- [Requirement]:
Write out each line from the data below that includes the word "各级党组织".

Collected data entries
━━━━━━━━━━━━━━━━━━━━━━━━━━━━━━
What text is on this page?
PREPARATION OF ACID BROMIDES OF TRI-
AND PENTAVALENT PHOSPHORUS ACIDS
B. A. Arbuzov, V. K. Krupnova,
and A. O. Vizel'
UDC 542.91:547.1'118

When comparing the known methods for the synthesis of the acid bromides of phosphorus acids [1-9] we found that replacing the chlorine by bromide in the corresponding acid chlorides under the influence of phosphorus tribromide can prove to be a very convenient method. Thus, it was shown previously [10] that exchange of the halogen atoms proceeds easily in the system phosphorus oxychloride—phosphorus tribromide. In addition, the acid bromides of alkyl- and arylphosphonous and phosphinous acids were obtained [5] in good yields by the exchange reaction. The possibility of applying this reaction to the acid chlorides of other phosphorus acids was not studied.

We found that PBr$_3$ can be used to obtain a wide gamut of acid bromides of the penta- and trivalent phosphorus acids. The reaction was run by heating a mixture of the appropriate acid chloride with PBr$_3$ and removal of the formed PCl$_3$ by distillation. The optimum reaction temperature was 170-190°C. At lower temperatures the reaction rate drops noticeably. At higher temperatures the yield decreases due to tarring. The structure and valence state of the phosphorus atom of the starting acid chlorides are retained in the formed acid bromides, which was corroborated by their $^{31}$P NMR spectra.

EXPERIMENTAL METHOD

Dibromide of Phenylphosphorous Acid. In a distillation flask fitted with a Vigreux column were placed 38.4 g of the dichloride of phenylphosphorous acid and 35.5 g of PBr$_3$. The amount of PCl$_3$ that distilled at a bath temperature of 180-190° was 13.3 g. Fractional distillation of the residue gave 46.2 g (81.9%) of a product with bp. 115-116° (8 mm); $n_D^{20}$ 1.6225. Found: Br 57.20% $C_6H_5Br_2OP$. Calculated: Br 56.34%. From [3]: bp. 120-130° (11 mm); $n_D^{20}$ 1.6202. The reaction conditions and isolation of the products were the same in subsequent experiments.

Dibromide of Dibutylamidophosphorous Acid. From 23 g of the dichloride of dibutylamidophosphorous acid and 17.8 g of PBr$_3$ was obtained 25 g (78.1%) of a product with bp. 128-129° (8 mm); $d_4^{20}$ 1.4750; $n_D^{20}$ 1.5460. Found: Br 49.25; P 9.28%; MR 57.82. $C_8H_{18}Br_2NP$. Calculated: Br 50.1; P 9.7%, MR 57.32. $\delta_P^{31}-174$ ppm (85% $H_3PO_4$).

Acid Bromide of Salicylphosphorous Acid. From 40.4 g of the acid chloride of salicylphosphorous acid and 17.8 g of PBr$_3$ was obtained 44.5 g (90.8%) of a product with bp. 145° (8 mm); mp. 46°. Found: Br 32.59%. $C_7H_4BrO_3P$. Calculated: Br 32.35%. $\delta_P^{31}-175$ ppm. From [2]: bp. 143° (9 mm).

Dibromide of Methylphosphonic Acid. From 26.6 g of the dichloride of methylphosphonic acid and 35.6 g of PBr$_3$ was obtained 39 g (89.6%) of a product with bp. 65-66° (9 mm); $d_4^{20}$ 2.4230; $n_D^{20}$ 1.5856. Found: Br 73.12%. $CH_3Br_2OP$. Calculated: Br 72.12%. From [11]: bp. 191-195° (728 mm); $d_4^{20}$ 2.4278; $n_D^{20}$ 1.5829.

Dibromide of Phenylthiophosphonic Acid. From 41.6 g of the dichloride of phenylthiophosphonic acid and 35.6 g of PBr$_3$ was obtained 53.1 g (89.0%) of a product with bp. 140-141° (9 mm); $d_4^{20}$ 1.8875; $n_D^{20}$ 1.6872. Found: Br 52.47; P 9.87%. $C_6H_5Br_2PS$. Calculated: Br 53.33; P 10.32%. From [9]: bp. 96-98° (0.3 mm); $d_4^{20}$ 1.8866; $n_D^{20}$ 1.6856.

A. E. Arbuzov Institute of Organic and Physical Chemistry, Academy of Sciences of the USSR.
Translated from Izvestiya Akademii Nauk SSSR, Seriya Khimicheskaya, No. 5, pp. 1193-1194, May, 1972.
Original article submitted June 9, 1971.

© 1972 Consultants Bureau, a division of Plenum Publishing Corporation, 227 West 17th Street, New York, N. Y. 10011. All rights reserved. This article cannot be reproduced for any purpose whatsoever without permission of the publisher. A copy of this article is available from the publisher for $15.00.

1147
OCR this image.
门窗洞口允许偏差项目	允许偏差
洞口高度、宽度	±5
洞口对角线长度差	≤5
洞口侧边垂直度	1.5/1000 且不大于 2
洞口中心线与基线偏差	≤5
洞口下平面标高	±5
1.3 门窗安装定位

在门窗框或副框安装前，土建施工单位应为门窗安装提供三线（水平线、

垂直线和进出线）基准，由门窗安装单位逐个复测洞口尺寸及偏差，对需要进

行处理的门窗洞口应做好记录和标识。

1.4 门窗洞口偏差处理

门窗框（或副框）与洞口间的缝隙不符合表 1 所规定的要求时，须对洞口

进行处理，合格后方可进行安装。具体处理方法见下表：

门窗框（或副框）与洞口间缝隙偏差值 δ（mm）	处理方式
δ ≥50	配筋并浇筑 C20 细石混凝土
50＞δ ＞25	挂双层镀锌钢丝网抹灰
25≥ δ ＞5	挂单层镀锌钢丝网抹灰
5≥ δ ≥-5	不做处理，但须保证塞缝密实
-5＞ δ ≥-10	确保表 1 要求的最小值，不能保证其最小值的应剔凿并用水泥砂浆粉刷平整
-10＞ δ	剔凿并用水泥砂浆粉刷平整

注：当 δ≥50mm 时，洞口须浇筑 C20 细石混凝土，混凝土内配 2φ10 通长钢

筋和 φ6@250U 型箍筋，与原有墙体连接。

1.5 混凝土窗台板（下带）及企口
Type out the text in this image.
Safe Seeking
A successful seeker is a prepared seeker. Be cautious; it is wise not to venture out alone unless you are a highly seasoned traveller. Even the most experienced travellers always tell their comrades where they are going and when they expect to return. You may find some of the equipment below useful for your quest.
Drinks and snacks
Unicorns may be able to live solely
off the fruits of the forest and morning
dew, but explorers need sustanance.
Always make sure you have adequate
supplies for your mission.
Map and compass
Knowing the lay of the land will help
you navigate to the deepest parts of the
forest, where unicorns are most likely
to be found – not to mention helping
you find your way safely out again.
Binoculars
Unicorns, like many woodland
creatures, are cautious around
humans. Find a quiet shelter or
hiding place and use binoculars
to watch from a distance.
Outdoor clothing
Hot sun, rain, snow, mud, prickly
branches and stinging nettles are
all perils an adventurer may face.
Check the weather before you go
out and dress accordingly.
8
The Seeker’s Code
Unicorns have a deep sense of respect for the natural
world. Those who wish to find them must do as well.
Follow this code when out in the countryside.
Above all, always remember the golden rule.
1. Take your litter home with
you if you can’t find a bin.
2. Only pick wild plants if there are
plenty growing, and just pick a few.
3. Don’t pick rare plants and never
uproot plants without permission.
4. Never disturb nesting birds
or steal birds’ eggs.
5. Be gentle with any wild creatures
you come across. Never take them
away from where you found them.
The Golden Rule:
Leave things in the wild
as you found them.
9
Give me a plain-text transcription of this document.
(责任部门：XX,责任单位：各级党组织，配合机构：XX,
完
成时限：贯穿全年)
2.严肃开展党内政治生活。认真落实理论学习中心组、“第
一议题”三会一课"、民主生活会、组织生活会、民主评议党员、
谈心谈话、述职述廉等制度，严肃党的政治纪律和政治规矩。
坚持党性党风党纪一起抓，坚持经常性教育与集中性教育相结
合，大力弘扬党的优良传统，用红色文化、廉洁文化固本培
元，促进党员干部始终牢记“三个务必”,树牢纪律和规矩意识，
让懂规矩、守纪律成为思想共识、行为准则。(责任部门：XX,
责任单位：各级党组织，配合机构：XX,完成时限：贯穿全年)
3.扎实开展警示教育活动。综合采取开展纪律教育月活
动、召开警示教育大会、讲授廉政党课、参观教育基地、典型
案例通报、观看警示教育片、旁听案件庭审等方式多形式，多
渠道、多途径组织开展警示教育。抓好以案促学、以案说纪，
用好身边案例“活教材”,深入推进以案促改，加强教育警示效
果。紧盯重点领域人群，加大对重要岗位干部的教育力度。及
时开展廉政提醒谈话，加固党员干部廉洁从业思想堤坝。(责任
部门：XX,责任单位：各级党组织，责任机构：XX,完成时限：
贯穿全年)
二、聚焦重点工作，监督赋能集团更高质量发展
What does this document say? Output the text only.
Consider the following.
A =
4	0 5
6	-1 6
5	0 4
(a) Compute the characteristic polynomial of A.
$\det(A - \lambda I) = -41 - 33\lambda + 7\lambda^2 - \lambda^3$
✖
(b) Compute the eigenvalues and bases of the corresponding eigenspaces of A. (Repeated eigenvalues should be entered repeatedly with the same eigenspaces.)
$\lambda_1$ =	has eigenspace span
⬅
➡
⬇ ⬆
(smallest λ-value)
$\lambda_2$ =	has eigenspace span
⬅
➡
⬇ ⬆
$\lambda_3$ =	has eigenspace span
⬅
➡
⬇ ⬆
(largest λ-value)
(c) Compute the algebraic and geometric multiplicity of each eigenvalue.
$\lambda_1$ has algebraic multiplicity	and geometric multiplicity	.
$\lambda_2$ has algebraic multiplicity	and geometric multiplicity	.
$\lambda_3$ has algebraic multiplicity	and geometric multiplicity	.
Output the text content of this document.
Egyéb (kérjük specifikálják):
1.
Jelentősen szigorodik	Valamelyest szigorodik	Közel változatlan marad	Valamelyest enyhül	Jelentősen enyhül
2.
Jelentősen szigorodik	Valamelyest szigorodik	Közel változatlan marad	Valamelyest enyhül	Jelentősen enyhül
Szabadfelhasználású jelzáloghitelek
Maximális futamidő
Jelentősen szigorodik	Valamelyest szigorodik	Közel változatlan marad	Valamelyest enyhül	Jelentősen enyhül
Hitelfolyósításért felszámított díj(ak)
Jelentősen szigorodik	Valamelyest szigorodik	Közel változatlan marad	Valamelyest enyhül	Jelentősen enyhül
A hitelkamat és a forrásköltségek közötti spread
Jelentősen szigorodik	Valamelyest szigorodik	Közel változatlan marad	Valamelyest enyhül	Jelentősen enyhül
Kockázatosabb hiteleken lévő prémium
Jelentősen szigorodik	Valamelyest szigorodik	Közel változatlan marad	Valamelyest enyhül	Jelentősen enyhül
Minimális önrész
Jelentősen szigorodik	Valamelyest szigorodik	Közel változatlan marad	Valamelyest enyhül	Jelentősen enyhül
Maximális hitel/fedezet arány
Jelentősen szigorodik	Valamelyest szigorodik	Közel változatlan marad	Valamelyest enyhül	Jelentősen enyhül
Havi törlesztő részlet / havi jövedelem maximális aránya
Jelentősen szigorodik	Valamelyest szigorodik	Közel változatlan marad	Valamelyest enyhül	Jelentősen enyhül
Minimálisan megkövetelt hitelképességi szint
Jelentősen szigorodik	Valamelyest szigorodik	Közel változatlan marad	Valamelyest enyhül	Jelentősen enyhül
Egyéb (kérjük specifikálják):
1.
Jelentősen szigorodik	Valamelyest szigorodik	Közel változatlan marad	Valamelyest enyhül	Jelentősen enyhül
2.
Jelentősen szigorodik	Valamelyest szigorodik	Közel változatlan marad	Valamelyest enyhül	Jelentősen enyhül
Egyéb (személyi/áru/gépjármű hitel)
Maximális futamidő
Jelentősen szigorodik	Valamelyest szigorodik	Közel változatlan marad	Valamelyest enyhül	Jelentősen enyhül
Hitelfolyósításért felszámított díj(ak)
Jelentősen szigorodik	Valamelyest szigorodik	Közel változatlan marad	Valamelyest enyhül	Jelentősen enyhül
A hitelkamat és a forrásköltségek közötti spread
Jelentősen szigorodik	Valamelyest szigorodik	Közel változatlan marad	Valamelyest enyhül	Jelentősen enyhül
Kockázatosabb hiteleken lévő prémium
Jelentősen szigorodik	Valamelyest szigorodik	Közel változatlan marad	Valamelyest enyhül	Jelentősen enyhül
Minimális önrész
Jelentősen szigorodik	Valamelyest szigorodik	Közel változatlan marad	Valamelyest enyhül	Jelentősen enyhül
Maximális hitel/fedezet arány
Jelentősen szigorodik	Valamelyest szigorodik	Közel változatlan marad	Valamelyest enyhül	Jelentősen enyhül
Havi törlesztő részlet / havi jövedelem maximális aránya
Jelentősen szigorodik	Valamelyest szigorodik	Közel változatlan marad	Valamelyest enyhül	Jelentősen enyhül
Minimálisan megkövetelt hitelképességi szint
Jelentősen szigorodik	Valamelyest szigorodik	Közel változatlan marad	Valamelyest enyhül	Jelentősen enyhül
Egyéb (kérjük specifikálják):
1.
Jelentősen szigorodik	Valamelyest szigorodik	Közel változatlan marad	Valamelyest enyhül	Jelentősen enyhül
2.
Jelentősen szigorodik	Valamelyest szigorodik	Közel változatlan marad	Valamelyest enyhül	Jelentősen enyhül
━━━━━━━━━━━━━━━━━━━━━━━━━━━━━━
- [Solution for this problem]:
(责任部门：XX,责任单位：各级党组织，配合机构：XX,
责任单位：各级党组织，配合机构：XX,完成时限：贯穿全年)
部门：XX,责任单位：各级党组织，责任机构：XX,完成时限：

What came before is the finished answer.